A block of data
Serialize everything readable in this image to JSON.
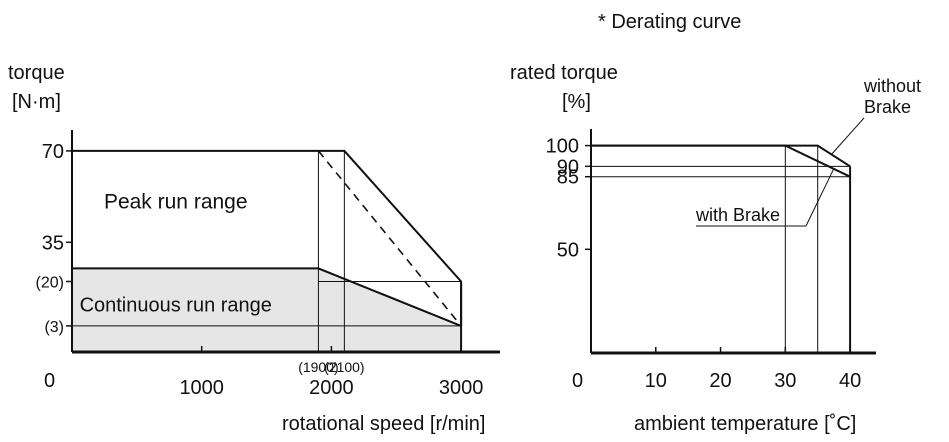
{
  "note": "* Derating curve",
  "chart_data": [
    {
      "type": "area",
      "ylabel_line1": "torque",
      "ylabel_line2": "[N·m]",
      "xlabel": "rotational speed [r/min]",
      "origin_label": "0",
      "x_ticks": [
        {
          "value": 1000,
          "label": "1000"
        },
        {
          "value": 2000,
          "label": "2000"
        },
        {
          "value": 3000,
          "label": "3000"
        }
      ],
      "y_ticks": [
        {
          "value": 70,
          "label": "70"
        },
        {
          "value": 35,
          "label": "35"
        },
        {
          "value": 20,
          "label": "(20)"
        },
        {
          "value": 3,
          "label": "(3)"
        }
      ],
      "xlim": [
        0,
        3300
      ],
      "ylim": [
        -7,
        78
      ],
      "marker_labels": [
        {
          "value": 1900,
          "label": "(1900)"
        },
        {
          "value": 2100,
          "label": "(2100)"
        }
      ],
      "regions": [
        {
          "name": "Peak run range",
          "points": [
            [
              0,
              70
            ],
            [
              2100,
              70
            ],
            [
              3000,
              20
            ],
            [
              3000,
              3
            ],
            [
              0,
              3
            ]
          ]
        },
        {
          "name": "Continuous run range",
          "points": [
            [
              0,
              25
            ],
            [
              1900,
              25
            ],
            [
              3000,
              3
            ],
            [
              3000,
              -7
            ],
            [
              0,
              -7
            ]
          ]
        }
      ],
      "dashed_line": [
        [
          1900,
          70
        ],
        [
          3000,
          3
        ]
      ],
      "peak_line": [
        [
          0,
          70
        ],
        [
          2100,
          70
        ],
        [
          3000,
          20
        ],
        [
          3000,
          3
        ]
      ],
      "continuous_line": [
        [
          0,
          25
        ],
        [
          1900,
          25
        ],
        [
          3000,
          3
        ]
      ]
    },
    {
      "type": "line",
      "ylabel_line1": "rated torque",
      "ylabel_line2": "[%]",
      "xlabel": "ambient temperature [˚C]",
      "origin_label": "0",
      "x_ticks": [
        {
          "value": 10,
          "label": "10"
        },
        {
          "value": 20,
          "label": "20"
        },
        {
          "value": 30,
          "label": "30"
        },
        {
          "value": 40,
          "label": "40"
        }
      ],
      "y_ticks": [
        {
          "value": 100,
          "label": "100"
        },
        {
          "value": 90,
          "label": "90"
        },
        {
          "value": 85,
          "label": "85"
        },
        {
          "value": 50,
          "label": "50"
        }
      ],
      "xlim": [
        0,
        44
      ],
      "ylim": [
        0,
        108
      ],
      "series": [
        {
          "name": "without Brake",
          "label_line1": "without",
          "label_line2": "Brake",
          "x": [
            0,
            35,
            40
          ],
          "y": [
            100,
            100,
            90
          ]
        },
        {
          "name": "with Brake",
          "label_line1": "with Brake",
          "x": [
            0,
            30,
            40
          ],
          "y": [
            100,
            100,
            85
          ]
        }
      ]
    }
  ]
}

» **TASK DESCRIPTION**:
Give all the entries again exactly, dropping each picture.

» **RESPONSE**:
Serialize everything readable in this image to JSON.
{
  "note": "* Derating curve",
  "chart_data": [
    {
      "type": "area",
      "ylabel_line1": "torque",
      "ylabel_line2": "[N·m]",
      "xlabel": "rotational speed [r/min]",
      "origin_label": "0",
      "x_ticks": [
        {
          "value": 1000,
          "label": "1000"
        },
        {
          "value": 2000,
          "label": "2000"
        },
        {
          "value": 3000,
          "label": "3000"
        }
      ],
      "y_ticks": [
        {
          "value": 70,
          "label": "70"
        },
        {
          "value": 35,
          "label": "35"
        },
        {
          "value": 20,
          "label": "(20)"
        },
        {
          "value": 3,
          "label": "(3)"
        }
      ],
      "xlim": [
        0,
        3300
      ],
      "ylim": [
        -7,
        78
      ],
      "marker_labels": [
        {
          "value": 1900,
          "label": "(1900)"
        },
        {
          "value": 2100,
          "label": "(2100)"
        }
      ],
      "regions": [
        {
          "name": "Peak run range",
          "points": [
            [
              0,
              70
            ],
            [
              2100,
              70
            ],
            [
              3000,
              20
            ],
            [
              3000,
              3
            ],
            [
              0,
              3
            ]
          ]
        },
        {
          "name": "Continuous run range",
          "points": [
            [
              0,
              25
            ],
            [
              1900,
              25
            ],
            [
              3000,
              3
            ],
            [
              3000,
              -7
            ],
            [
              0,
              -7
            ]
          ]
        }
      ],
      "dashed_line": [
        [
          1900,
          70
        ],
        [
          3000,
          3
        ]
      ],
      "peak_line": [
        [
          0,
          70
        ],
        [
          2100,
          70
        ],
        [
          3000,
          20
        ],
        [
          3000,
          3
        ]
      ],
      "continuous_line": [
        [
          0,
          25
        ],
        [
          1900,
          25
        ],
        [
          3000,
          3
        ]
      ]
    },
    {
      "type": "line",
      "ylabel_line1": "rated torque",
      "ylabel_line2": "[%]",
      "xlabel": "ambient temperature [˚C]",
      "origin_label": "0",
      "x_ticks": [
        {
          "value": 10,
          "label": "10"
        },
        {
          "value": 20,
          "label": "20"
        },
        {
          "value": 30,
          "label": "30"
        },
        {
          "value": 40,
          "label": "40"
        }
      ],
      "y_ticks": [
        {
          "value": 100,
          "label": "100"
        },
        {
          "value": 90,
          "label": "90"
        },
        {
          "value": 85,
          "label": "85"
        },
        {
          "value": 50,
          "label": "50"
        }
      ],
      "xlim": [
        0,
        44
      ],
      "ylim": [
        0,
        108
      ],
      "series": [
        {
          "name": "without Brake",
          "label_line1": "without",
          "label_line2": "Brake",
          "x": [
            0,
            35,
            40
          ],
          "y": [
            100,
            100,
            90
          ]
        },
        {
          "name": "with Brake",
          "label_line1": "with Brake",
          "x": [
            0,
            30,
            40
          ],
          "y": [
            100,
            100,
            85
          ]
        }
      ]
    }
  ]
}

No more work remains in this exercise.